►

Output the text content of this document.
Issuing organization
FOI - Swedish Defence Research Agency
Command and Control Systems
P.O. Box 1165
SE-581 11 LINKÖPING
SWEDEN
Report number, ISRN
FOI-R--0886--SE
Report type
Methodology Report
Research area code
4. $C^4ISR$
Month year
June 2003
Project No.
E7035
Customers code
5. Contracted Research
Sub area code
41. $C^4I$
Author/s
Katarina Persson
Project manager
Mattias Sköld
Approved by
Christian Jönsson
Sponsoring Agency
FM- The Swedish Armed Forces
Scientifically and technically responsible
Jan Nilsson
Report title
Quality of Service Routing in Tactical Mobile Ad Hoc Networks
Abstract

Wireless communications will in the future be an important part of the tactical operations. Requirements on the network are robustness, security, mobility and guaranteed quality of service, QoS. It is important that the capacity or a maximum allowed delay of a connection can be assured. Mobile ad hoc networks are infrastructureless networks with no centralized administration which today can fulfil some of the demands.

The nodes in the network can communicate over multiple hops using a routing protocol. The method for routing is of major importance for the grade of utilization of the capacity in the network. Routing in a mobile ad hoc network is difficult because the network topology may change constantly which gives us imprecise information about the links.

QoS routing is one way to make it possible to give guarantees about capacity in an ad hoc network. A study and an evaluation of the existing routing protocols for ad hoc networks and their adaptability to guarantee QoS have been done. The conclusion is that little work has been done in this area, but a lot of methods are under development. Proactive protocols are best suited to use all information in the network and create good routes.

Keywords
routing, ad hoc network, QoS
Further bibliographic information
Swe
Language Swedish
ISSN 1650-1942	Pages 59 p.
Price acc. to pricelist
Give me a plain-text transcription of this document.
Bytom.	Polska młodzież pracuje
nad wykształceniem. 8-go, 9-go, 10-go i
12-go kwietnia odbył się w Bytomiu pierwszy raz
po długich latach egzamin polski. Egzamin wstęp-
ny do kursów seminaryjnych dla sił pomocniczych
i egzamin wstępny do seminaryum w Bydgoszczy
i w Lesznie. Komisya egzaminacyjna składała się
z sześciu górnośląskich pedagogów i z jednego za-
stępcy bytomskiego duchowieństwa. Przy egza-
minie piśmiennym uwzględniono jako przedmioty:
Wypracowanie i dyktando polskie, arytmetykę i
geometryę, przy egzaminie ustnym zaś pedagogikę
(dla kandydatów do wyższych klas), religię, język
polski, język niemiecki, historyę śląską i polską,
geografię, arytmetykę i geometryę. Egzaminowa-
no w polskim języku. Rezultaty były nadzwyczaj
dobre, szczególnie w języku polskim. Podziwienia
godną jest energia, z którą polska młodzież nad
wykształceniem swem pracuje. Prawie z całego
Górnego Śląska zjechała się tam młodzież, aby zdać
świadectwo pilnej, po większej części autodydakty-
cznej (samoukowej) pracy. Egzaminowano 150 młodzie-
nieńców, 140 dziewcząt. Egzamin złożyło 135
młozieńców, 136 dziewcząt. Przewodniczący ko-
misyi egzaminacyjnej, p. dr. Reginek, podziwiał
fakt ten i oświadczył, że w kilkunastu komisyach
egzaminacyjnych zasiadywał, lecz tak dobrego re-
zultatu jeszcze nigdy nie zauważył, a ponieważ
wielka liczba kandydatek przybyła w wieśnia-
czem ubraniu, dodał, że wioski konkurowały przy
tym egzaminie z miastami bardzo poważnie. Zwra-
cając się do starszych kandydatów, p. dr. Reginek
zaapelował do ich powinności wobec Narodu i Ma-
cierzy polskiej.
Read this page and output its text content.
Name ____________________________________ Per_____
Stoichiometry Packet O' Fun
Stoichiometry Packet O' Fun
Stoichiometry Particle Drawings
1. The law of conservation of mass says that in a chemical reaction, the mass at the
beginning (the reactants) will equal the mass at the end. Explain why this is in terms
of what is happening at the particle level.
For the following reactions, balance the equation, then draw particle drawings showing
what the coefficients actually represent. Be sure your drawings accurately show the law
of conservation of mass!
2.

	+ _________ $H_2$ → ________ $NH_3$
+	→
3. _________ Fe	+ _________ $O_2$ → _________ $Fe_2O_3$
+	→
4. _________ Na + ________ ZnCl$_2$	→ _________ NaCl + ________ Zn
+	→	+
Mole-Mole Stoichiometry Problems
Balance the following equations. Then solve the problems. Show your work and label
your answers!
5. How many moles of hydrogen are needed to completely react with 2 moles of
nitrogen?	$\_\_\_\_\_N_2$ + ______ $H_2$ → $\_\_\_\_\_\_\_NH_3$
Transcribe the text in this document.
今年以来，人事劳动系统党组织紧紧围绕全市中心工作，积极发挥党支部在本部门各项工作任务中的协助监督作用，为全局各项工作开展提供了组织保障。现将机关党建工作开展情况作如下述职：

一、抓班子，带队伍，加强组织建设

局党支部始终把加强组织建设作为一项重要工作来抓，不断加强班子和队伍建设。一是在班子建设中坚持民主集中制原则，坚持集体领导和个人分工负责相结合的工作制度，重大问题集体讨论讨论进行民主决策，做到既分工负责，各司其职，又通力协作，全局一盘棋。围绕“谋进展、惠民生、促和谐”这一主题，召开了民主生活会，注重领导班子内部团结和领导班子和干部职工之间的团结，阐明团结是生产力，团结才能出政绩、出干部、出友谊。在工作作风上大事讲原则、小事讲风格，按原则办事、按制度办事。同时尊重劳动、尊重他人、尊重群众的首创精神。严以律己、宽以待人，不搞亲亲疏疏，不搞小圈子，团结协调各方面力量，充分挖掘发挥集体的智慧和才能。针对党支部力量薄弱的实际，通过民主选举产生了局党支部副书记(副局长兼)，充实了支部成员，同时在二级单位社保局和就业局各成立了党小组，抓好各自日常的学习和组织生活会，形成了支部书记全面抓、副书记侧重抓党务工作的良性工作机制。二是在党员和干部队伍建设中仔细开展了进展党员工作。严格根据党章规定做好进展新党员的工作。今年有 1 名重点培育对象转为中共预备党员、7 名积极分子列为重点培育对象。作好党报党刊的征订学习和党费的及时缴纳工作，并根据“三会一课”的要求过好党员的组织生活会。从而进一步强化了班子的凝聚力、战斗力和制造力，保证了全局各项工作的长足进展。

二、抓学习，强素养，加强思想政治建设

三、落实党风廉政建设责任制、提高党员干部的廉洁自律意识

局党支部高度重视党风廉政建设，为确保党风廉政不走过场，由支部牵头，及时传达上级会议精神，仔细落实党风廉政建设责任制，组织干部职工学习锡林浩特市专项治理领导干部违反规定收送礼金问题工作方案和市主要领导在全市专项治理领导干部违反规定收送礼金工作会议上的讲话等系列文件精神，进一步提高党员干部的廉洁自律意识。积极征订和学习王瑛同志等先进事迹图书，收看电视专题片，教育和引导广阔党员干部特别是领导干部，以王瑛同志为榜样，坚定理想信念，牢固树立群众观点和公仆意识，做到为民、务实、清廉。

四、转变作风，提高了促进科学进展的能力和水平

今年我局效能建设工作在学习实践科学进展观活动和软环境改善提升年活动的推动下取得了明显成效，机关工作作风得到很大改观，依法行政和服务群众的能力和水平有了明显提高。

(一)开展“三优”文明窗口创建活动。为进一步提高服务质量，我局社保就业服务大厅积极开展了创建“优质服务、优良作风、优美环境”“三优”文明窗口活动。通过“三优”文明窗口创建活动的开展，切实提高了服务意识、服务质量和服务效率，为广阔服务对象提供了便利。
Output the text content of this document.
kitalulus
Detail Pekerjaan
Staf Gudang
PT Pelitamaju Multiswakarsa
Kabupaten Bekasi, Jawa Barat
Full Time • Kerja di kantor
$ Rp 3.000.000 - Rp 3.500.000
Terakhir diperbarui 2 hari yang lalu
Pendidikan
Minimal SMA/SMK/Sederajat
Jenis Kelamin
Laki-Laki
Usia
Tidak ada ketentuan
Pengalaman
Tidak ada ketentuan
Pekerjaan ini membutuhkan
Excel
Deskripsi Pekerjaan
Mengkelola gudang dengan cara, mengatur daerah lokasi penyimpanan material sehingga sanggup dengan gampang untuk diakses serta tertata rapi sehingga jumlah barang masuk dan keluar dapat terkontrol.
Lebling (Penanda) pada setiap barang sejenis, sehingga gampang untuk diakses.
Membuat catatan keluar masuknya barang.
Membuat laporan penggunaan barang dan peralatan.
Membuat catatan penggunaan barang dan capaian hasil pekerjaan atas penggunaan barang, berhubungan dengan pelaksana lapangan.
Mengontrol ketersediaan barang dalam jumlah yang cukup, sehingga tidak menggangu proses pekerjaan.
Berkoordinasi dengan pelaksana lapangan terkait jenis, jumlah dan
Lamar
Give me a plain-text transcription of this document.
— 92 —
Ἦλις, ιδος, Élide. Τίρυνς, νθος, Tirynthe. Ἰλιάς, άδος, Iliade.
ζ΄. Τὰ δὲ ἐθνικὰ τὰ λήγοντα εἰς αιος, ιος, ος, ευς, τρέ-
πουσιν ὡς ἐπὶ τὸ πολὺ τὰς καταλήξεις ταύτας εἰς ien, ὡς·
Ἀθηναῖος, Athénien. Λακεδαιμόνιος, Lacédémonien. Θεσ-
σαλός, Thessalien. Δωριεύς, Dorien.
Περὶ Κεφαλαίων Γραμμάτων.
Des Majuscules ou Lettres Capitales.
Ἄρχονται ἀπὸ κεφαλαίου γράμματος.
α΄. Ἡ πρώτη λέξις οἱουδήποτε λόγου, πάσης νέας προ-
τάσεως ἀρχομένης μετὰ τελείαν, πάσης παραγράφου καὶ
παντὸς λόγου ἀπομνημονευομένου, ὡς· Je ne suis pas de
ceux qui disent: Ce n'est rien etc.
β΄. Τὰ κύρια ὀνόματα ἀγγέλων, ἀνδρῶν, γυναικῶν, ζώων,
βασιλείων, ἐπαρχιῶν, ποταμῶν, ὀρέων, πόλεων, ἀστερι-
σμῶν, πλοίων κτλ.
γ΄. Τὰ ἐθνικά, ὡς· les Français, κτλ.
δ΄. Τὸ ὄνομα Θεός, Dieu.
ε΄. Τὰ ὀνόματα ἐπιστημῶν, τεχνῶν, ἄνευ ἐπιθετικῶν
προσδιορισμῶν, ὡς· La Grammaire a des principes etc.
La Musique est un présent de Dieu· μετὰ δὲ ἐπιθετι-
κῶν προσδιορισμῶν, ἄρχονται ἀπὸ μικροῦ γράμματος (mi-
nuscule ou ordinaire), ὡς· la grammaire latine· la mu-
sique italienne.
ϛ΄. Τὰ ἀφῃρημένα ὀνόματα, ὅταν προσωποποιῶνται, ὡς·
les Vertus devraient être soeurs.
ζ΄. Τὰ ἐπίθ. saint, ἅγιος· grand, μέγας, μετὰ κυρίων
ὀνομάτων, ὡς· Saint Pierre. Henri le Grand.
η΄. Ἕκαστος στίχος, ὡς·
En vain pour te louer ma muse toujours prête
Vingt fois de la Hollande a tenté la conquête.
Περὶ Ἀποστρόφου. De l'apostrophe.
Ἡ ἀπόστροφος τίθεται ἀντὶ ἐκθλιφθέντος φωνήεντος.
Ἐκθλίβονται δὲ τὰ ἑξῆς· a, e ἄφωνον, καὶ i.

◄

[What you have to do] Identify every line where the string "code" appears.

[Task response]
Research area code
Customers code
Sub area code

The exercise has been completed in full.